[Figure contents as structured data]
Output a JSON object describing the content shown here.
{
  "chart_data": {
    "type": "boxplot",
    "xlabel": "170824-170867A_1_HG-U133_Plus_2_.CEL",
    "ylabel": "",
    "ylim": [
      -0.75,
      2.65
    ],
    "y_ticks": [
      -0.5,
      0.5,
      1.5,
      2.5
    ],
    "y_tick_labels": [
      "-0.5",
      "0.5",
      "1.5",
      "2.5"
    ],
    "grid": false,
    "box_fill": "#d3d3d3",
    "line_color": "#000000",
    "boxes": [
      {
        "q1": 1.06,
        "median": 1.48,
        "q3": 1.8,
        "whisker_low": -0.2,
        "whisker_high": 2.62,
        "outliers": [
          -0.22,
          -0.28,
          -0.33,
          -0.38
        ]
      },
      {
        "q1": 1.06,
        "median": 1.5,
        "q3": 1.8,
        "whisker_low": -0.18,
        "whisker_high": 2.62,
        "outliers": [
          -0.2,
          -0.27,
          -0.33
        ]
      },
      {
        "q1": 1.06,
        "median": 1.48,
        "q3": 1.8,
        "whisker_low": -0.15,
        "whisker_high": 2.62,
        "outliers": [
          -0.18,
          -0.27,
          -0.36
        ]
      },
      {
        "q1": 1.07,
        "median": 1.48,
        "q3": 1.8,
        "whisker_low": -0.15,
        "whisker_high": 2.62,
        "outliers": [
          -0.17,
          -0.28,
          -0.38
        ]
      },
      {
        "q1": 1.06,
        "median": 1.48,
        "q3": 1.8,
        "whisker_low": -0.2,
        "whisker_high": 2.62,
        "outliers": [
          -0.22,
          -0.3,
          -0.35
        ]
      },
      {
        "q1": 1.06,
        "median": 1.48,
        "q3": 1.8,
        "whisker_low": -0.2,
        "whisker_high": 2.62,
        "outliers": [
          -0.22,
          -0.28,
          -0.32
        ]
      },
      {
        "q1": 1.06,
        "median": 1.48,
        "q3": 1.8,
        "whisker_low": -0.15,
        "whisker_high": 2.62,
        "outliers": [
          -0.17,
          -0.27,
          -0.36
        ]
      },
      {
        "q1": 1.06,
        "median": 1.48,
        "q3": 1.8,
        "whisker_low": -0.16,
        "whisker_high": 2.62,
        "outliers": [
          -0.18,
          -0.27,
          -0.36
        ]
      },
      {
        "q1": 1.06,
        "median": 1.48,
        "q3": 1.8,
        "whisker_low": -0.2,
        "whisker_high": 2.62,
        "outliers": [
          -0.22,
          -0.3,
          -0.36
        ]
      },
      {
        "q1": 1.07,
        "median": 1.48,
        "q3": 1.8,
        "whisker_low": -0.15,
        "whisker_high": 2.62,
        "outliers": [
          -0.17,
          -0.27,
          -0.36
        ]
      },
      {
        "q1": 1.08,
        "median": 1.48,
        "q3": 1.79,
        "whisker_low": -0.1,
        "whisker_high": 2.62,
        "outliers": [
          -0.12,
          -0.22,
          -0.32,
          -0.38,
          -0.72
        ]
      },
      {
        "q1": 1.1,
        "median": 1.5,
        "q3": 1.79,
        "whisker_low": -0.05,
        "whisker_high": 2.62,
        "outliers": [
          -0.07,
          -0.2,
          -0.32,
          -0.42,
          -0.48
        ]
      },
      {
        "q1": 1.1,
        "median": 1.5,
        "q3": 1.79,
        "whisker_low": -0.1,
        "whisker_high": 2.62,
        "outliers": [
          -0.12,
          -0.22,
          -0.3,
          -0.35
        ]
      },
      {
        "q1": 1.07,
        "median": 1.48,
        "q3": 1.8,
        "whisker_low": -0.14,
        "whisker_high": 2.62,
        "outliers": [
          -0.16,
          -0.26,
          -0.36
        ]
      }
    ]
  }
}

# What you need to do:
Take the entries above and transcribe them exactly.

# Written solution:
Output a JSON object describing the content shown here.
{
  "chart_data": {
    "type": "boxplot",
    "xlabel": "170824-170867A_1_HG-U133_Plus_2_.CEL",
    "ylabel": "",
    "ylim": [
      -0.75,
      2.65
    ],
    "y_ticks": [
      -0.5,
      0.5,
      1.5,
      2.5
    ],
    "y_tick_labels": [
      "-0.5",
      "0.5",
      "1.5",
      "2.5"
    ],
    "grid": false,
    "box_fill": "#d3d3d3",
    "line_color": "#000000",
    "boxes": [
      {
        "q1": 1.06,
        "median": 1.48,
        "q3": 1.8,
        "whisker_low": -0.2,
        "whisker_high": 2.62,
        "outliers": [
          -0.22,
          -0.28,
          -0.33,
          -0.38
        ]
      },
      {
        "q1": 1.06,
        "median": 1.5,
        "q3": 1.8,
        "whisker_low": -0.18,
        "whisker_high": 2.62,
        "outliers": [
          -0.2,
          -0.27,
          -0.33
        ]
      },
      {
        "q1": 1.06,
        "median": 1.48,
        "q3": 1.8,
        "whisker_low": -0.15,
        "whisker_high": 2.62,
        "outliers": [
          -0.18,
          -0.27,
          -0.36
        ]
      },
      {
        "q1": 1.07,
        "median": 1.48,
        "q3": 1.8,
        "whisker_low": -0.15,
        "whisker_high": 2.62,
        "outliers": [
          -0.17,
          -0.28,
          -0.38
        ]
      },
      {
        "q1": 1.06,
        "median": 1.48,
        "q3": 1.8,
        "whisker_low": -0.2,
        "whisker_high": 2.62,
        "outliers": [
          -0.22,
          -0.3,
          -0.35
        ]
      },
      {
        "q1": 1.06,
        "median": 1.48,
        "q3": 1.8,
        "whisker_low": -0.2,
        "whisker_high": 2.62,
        "outliers": [
          -0.22,
          -0.28,
          -0.32
        ]
      },
      {
        "q1": 1.06,
        "median": 1.48,
        "q3": 1.8,
        "whisker_low": -0.15,
        "whisker_high": 2.62,
        "outliers": [
          -0.17,
          -0.27,
          -0.36
        ]
      },
      {
        "q1": 1.06,
        "median": 1.48,
        "q3": 1.8,
        "whisker_low": -0.16,
        "whisker_high": 2.62,
        "outliers": [
          -0.18,
          -0.27,
          -0.36
        ]
      },
      {
        "q1": 1.06,
        "median": 1.48,
        "q3": 1.8,
        "whisker_low": -0.2,
        "whisker_high": 2.62,
        "outliers": [
          -0.22,
          -0.3,
          -0.36
        ]
      },
      {
        "q1": 1.07,
        "median": 1.48,
        "q3": 1.8,
        "whisker_low": -0.15,
        "whisker_high": 2.62,
        "outliers": [
          -0.17,
          -0.27,
          -0.36
        ]
      },
      {
        "q1": 1.08,
        "median": 1.48,
        "q3": 1.79,
        "whisker_low": -0.1,
        "whisker_high": 2.62,
        "outliers": [
          -0.12,
          -0.22,
          -0.32,
          -0.38,
          -0.72
        ]
      },
      {
        "q1": 1.1,
        "median": 1.5,
        "q3": 1.79,
        "whisker_low": -0.05,
        "whisker_high": 2.62,
        "outliers": [
          -0.07,
          -0.2,
          -0.32,
          -0.42,
          -0.48
        ]
      },
      {
        "q1": 1.1,
        "median": 1.5,
        "q3": 1.79,
        "whisker_low": -0.1,
        "whisker_high": 2.62,
        "outliers": [
          -0.12,
          -0.22,
          -0.3,
          -0.35
        ]
      },
      {
        "q1": 1.07,
        "median": 1.48,
        "q3": 1.8,
        "whisker_low": -0.14,
        "whisker_high": 2.62,
        "outliers": [
          -0.16,
          -0.26,
          -0.36
        ]
      }
    ]
  }
}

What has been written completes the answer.